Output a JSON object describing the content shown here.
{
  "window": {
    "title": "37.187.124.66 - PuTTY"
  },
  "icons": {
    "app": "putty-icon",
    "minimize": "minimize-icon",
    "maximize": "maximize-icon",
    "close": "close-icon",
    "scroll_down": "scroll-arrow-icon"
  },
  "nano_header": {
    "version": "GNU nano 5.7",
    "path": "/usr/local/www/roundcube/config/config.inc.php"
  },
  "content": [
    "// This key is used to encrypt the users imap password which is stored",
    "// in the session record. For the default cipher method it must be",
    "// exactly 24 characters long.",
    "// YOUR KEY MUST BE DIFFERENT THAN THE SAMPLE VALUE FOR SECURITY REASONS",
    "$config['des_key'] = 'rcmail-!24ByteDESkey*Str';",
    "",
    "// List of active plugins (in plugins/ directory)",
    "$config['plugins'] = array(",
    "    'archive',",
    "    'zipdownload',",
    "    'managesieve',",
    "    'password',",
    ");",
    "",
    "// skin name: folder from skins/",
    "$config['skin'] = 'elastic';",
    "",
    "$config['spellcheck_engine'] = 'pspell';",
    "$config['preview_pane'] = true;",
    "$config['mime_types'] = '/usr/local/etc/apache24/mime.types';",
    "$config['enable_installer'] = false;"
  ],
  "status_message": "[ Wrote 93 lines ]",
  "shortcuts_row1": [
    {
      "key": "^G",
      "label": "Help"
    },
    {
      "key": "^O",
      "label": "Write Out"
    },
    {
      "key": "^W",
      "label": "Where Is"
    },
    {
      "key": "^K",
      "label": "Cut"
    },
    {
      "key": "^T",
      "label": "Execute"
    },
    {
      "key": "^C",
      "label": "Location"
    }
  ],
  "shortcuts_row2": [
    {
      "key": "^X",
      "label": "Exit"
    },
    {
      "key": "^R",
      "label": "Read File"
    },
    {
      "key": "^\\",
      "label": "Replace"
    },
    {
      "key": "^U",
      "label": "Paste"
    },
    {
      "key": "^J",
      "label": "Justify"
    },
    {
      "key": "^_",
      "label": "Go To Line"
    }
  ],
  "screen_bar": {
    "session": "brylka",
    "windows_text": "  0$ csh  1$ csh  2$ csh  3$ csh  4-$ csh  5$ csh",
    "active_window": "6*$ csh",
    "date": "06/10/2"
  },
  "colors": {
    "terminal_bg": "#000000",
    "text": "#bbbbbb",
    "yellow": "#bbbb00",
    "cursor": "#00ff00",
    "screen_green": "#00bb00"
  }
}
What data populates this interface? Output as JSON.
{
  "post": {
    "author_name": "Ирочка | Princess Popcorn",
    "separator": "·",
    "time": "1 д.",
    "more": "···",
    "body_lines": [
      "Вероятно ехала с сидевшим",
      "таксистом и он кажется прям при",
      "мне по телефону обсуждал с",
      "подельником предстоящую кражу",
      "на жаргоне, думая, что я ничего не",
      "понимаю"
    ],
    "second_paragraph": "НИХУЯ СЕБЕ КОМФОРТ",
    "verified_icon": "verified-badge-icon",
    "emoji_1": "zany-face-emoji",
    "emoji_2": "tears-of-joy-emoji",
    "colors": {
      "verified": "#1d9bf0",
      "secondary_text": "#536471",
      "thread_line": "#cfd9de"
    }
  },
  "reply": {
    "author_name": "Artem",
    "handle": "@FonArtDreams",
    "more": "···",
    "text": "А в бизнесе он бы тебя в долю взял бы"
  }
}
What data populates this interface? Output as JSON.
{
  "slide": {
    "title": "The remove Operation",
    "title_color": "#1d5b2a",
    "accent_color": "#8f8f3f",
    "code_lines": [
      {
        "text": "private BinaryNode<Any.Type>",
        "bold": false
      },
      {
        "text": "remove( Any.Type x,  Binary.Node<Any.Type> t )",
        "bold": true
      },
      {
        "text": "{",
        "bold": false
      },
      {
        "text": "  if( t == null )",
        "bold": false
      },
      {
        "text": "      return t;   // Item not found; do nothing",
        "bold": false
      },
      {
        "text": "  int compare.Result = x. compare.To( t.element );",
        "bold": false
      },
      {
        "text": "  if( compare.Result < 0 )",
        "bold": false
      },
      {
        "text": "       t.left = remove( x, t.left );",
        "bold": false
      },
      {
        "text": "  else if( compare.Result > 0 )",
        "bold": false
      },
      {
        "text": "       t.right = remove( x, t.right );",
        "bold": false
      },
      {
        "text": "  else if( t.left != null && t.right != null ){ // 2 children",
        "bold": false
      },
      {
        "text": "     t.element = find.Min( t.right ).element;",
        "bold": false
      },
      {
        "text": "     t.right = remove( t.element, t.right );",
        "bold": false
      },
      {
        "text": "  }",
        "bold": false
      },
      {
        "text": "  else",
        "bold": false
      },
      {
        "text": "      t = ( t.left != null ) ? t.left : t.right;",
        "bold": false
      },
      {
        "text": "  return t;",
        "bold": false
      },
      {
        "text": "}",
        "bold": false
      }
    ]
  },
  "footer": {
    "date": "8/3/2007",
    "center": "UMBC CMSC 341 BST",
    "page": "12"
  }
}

WHAT YOU HAVE TO DO:
Your task is to print all of the records exactly.

EXPECTED ANSWER:
Output a JSON object describing the content shown here.
{
  "window": {
    "title": "37.187.124.66 - PuTTY"
  },
  "icons": {
    "app": "putty-icon",
    "minimize": "minimize-icon",
    "maximize": "maximize-icon",
    "close": "close-icon",
    "scroll_down": "scroll-arrow-icon"
  },
  "nano_header": {
    "version": "GNU nano 5.7",
    "path": "/usr/local/www/roundcube/config/config.inc.php"
  },
  "content": [
    "// This key is used to encrypt the users imap password which is stored",
    "// in the session record. For the default cipher method it must be",
    "// exactly 24 characters long.",
    "// YOUR KEY MUST BE DIFFERENT THAN THE SAMPLE VALUE FOR SECURITY REASONS",
    "$config['des_key'] = 'rcmail-!24ByteDESkey*Str';",
    "",
    "// List of active plugins (in plugins/ directory)",
    "$config['plugins'] = array(",
    "    'archive',",
    "    'zipdownload',",
    "    'managesieve',",
    "    'password',",
    ");",
    "",
    "// skin name: folder from skins/",
    "$config['skin'] = 'elastic';",
    "",
    "$config['spellcheck_engine'] = 'pspell';",
    "$config['preview_pane'] = true;",
    "$config['mime_types'] = '/usr/local/etc/apache24/mime.types';",
    "$config['enable_installer'] = false;"
  ],
  "status_message": "[ Wrote 93 lines ]",
  "shortcuts_row1": [
    {
      "key": "^G",
      "label": "Help"
    },
    {
      "key": "^O",
      "label": "Write Out"
    },
    {
      "key": "^W",
      "label": "Where Is"
    },
    {
      "key": "^K",
      "label": "Cut"
    },
    {
      "key": "^T",
      "label": "Execute"
    },
    {
      "key": "^C",
      "label": "Location"
    }
  ],
  "shortcuts_row2": [
    {
      "key": "^X",
      "label": "Exit"
    },
    {
      "key": "^R",
      "label": "Read File"
    },
    {
      "key": "^\\",
      "label": "Replace"
    },
    {
      "key": "^U",
      "label": "Paste"
    },
    {
      "key": "^J",
      "label": "Justify"
    },
    {
      "key": "^_",
      "label": "Go To Line"
    }
  ],
  "screen_bar": {
    "session": "brylka",
    "windows_text": "  0$ csh  1$ csh  2$ csh  3$ csh  4-$ csh  5$ csh",
    "active_window": "6*$ csh",
    "date": "06/10/2"
  },
  "colors": {
    "terminal_bg": "#000000",
    "text": "#bbbbbb",
    "yellow": "#bbbb00",
    "cursor": "#00ff00",
    "screen_green": "#00bb00"
  }
}
What data populates this interface? Output as JSON.
{
  "post": {
    "author_name": "Ирочка | Princess Popcorn",
    "separator": "·",
    "time": "1 д.",
    "more": "···",
    "body_lines": [
      "Вероятно ехала с сидевшим",
      "таксистом и он кажется прям при",
      "мне по телефону обсуждал с",
      "подельником предстоящую кражу",
      "на жаргоне, думая, что я ничего не",
      "понимаю"
    ],
    "second_paragraph": "НИХУЯ СЕБЕ КОМФОРТ",
    "verified_icon": "verified-badge-icon",
    "emoji_1": "zany-face-emoji",
    "emoji_2": "tears-of-joy-emoji",
    "colors": {
      "verified": "#1d9bf0",
      "secondary_text": "#536471",
      "thread_line": "#cfd9de"
    }
  },
  "reply": {
    "author_name": "Artem",
    "handle": "@FonArtDreams",
    "more": "···",
    "text": "А в бизнесе он бы тебя в долю взял бы"
  }
}
What data populates this interface? Output as JSON.
{
  "slide": {
    "title": "The remove Operation",
    "title_color": "#1d5b2a",
    "accent_color": "#8f8f3f",
    "code_lines": [
      {
        "text": "private BinaryNode<Any.Type>",
        "bold": false
      },
      {
        "text": "remove( Any.Type x,  Binary.Node<Any.Type> t )",
        "bold": true
      },
      {
        "text": "{",
        "bold": false
      },
      {
        "text": "  if( t == null )",
        "bold": false
      },
      {
        "text": "      return t;   // Item not found; do nothing",
        "bold": false
      },
      {
        "text": "  int compare.Result = x. compare.To( t.element );",
        "bold": false
      },
      {
        "text": "  if( compare.Result < 0 )",
        "bold": false
      },
      {
        "text": "       t.left = remove( x, t.left );",
        "bold": false
      },
      {
        "text": "  else if( compare.Result > 0 )",
        "bold": false
      },
      {
        "text": "       t.right = remove( x, t.right );",
        "bold": false
      },
      {
        "text": "  else if( t.left != null && t.right != null ){ // 2 children",
        "bold": false
      },
      {
        "text": "     t.element = find.Min( t.right ).element;",
        "bold": false
      },
      {
        "text": "     t.right = remove( t.element, t.right );",
        "bold": false
      },
      {
        "text": "  }",
        "bold": false
      },
      {
        "text": "  else",
        "bold": false
      },
      {
        "text": "      t = ( t.left != null ) ? t.left : t.right;",
        "bold": false
      },
      {
        "text": "  return t;",
        "bold": false
      },
      {
        "text": "}",
        "bold": false
      }
    ]
  },
  "footer": {
    "date": "8/3/2007",
    "center": "UMBC CMSC 341 BST",
    "page": "12"
  }
}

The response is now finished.